* Begin Provided data *

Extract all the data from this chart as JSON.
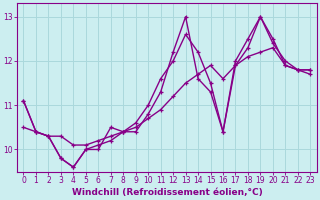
{
  "xlabel": "Windchill (Refroidissement éolien,°C)",
  "bg_color": "#cceef0",
  "grid_color": "#aad8dc",
  "line_color": "#880088",
  "xlim": [
    -0.5,
    23.5
  ],
  "ylim": [
    9.5,
    13.3
  ],
  "yticks": [
    10,
    11,
    12,
    13
  ],
  "xticks": [
    0,
    1,
    2,
    3,
    4,
    5,
    6,
    7,
    8,
    9,
    10,
    11,
    12,
    13,
    14,
    15,
    16,
    17,
    18,
    19,
    20,
    21,
    22,
    23
  ],
  "series": [
    {
      "x": [
        0,
        1,
        2,
        3,
        4,
        5,
        6,
        7,
        8,
        9,
        10,
        11,
        12,
        13,
        14,
        15,
        16,
        17,
        18,
        19,
        20,
        21,
        22,
        23
      ],
      "y": [
        10.5,
        10.4,
        10.3,
        10.3,
        10.1,
        10.1,
        10.2,
        10.3,
        10.4,
        10.5,
        10.7,
        10.9,
        11.2,
        11.5,
        11.7,
        11.9,
        11.6,
        11.9,
        12.1,
        12.2,
        12.3,
        11.9,
        11.8,
        11.8
      ]
    },
    {
      "x": [
        0,
        1,
        2,
        3,
        4,
        5,
        6,
        7,
        8,
        9,
        10,
        11,
        12,
        13,
        14,
        15,
        16,
        17,
        18,
        19,
        20,
        21,
        22,
        23
      ],
      "y": [
        11.1,
        10.4,
        10.3,
        9.8,
        9.6,
        10.0,
        10.0,
        10.5,
        10.4,
        10.4,
        10.8,
        11.3,
        12.2,
        13.0,
        11.6,
        11.3,
        10.4,
        11.9,
        12.3,
        13.0,
        12.5,
        11.9,
        11.8,
        11.8
      ]
    },
    {
      "x": [
        0,
        1,
        2,
        3,
        4,
        5,
        6,
        7,
        8,
        9,
        10,
        11,
        12,
        13,
        14,
        15,
        16,
        17,
        18,
        19,
        20,
        21,
        22,
        23
      ],
      "y": [
        11.1,
        10.4,
        10.3,
        9.8,
        9.6,
        10.0,
        10.1,
        10.2,
        10.4,
        10.6,
        11.0,
        11.6,
        12.0,
        12.6,
        12.2,
        11.5,
        10.4,
        12.0,
        12.5,
        13.0,
        12.4,
        12.0,
        11.8,
        11.7
      ]
    }
  ],
  "marker": "+",
  "markersize": 3.5,
  "linewidth": 1.0,
  "tick_fontsize": 5.5,
  "xlabel_fontsize": 6.5
}
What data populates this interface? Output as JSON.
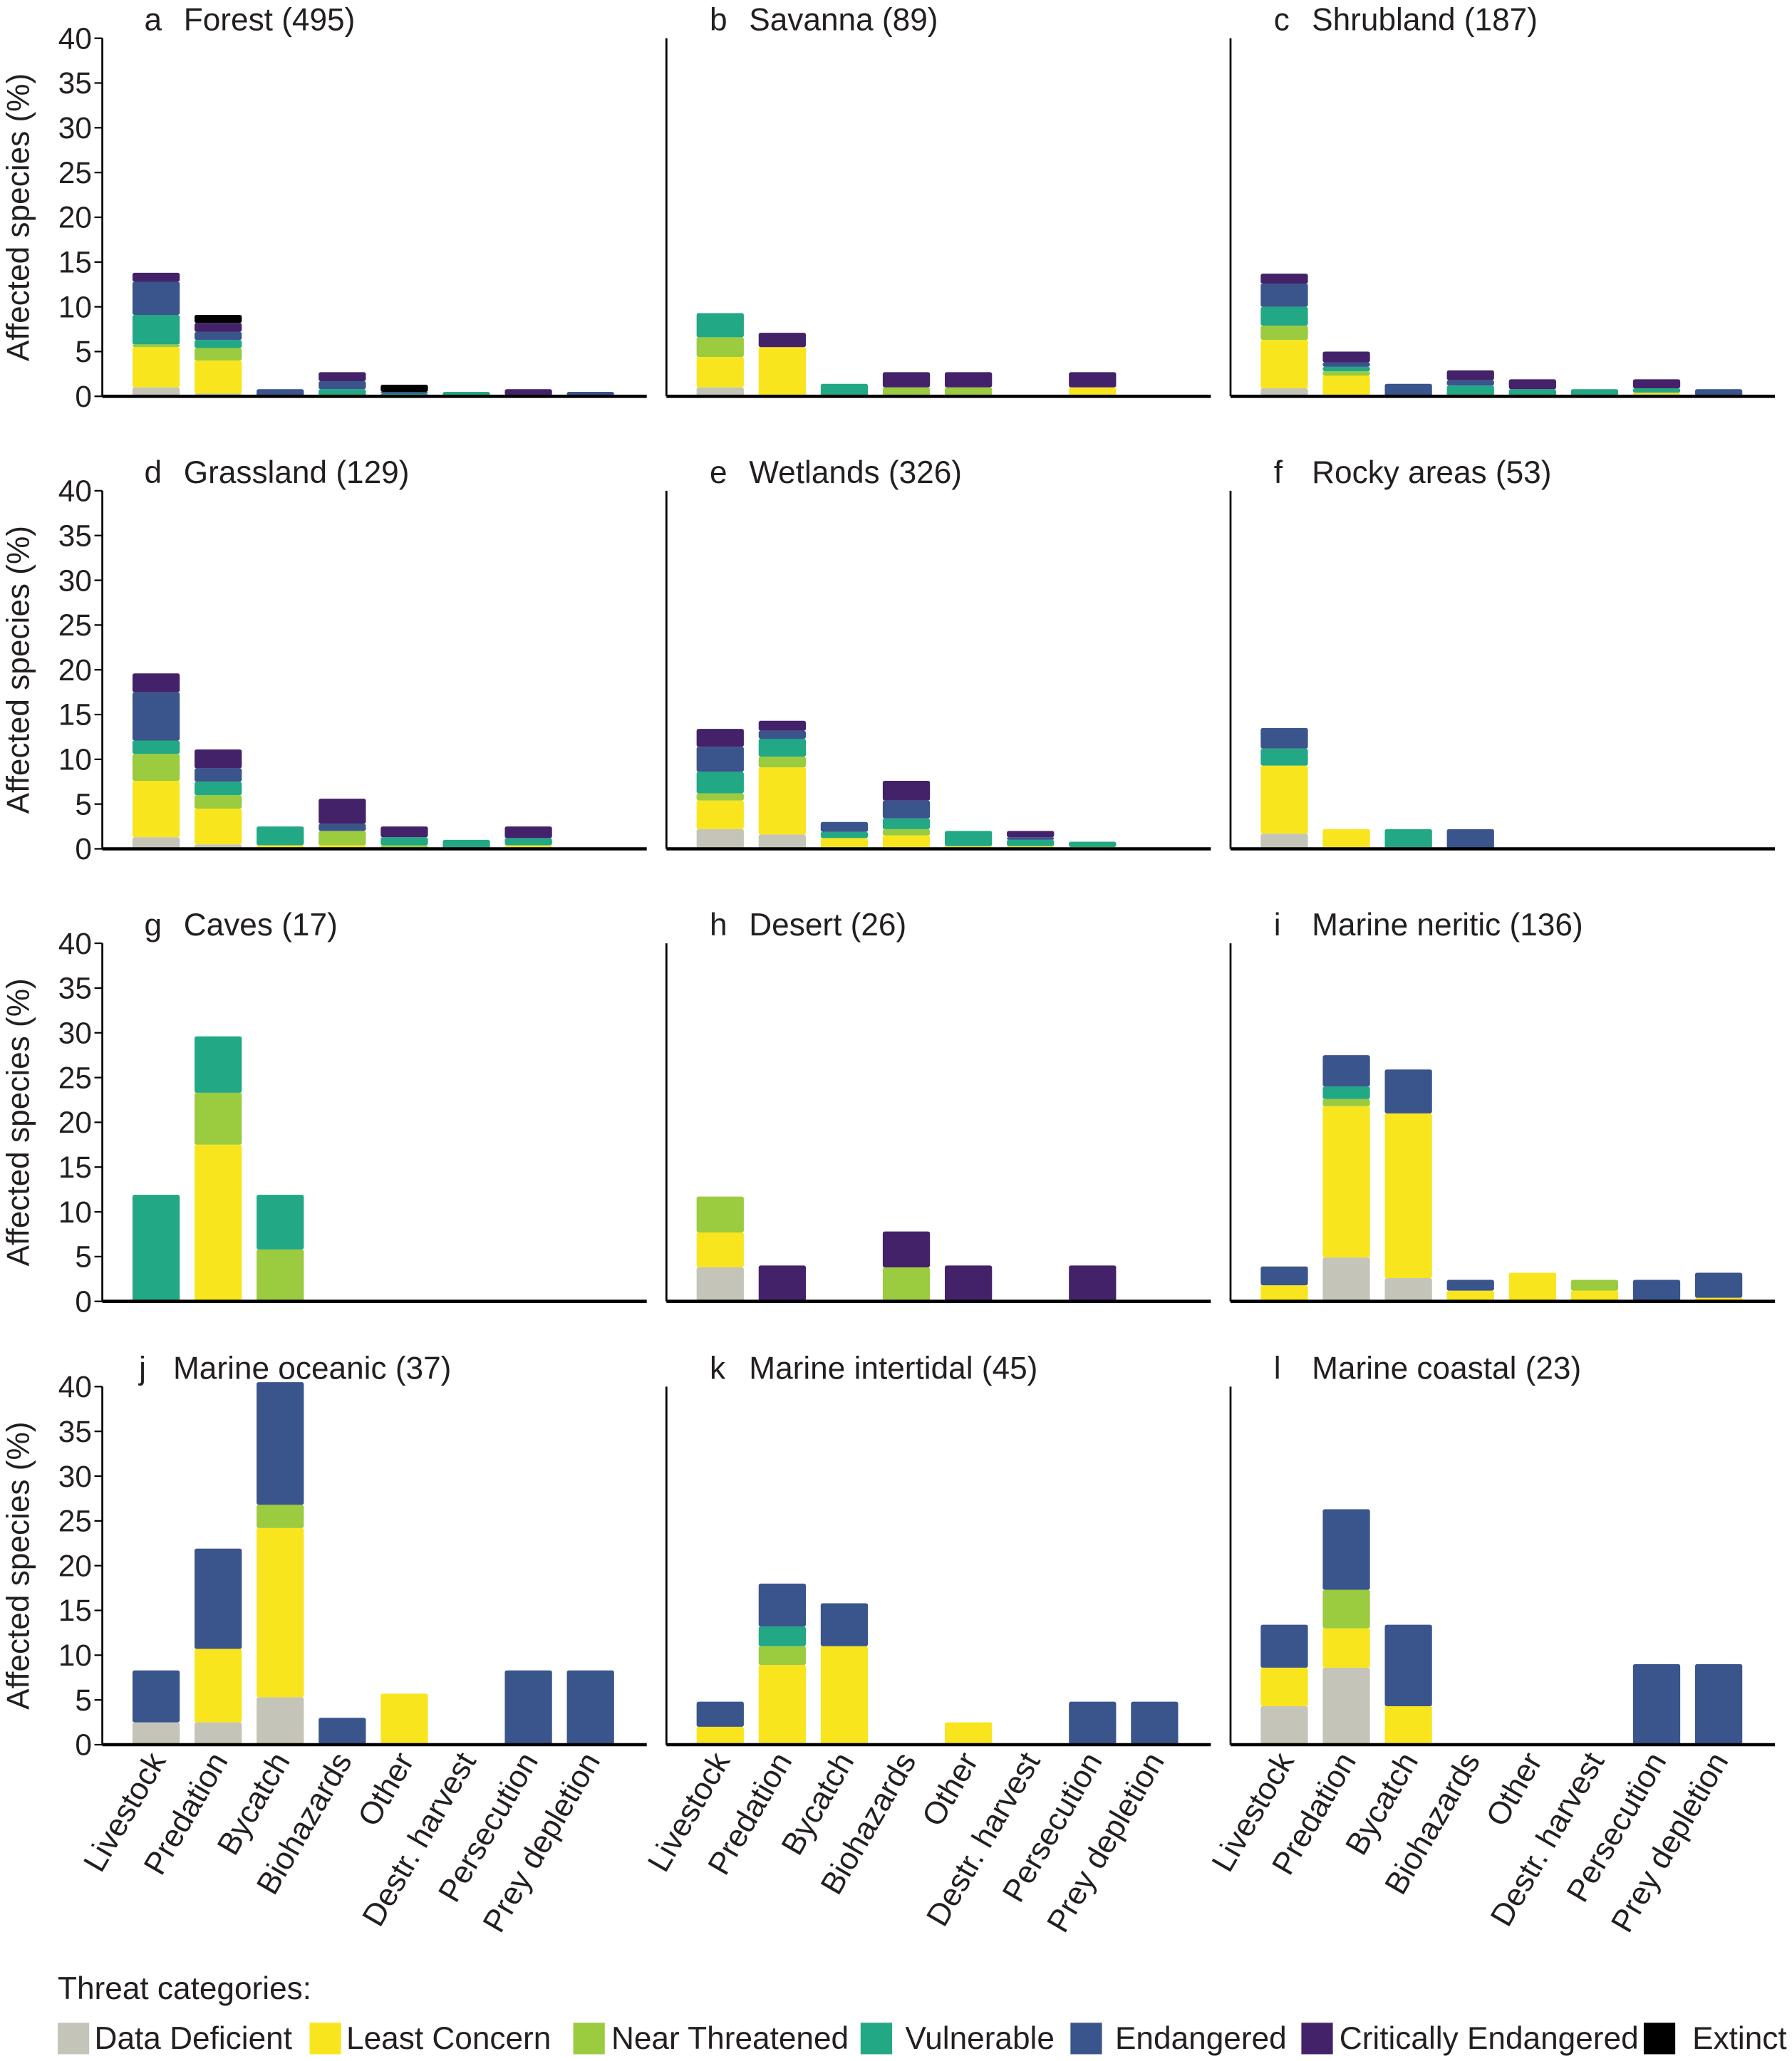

* End Provided data *

## To be done
Copy down every line of the entries containing the word "this".

## Worked solution
Extract all the data from this chart as JSON.
What data populates this interface? Output as JSON.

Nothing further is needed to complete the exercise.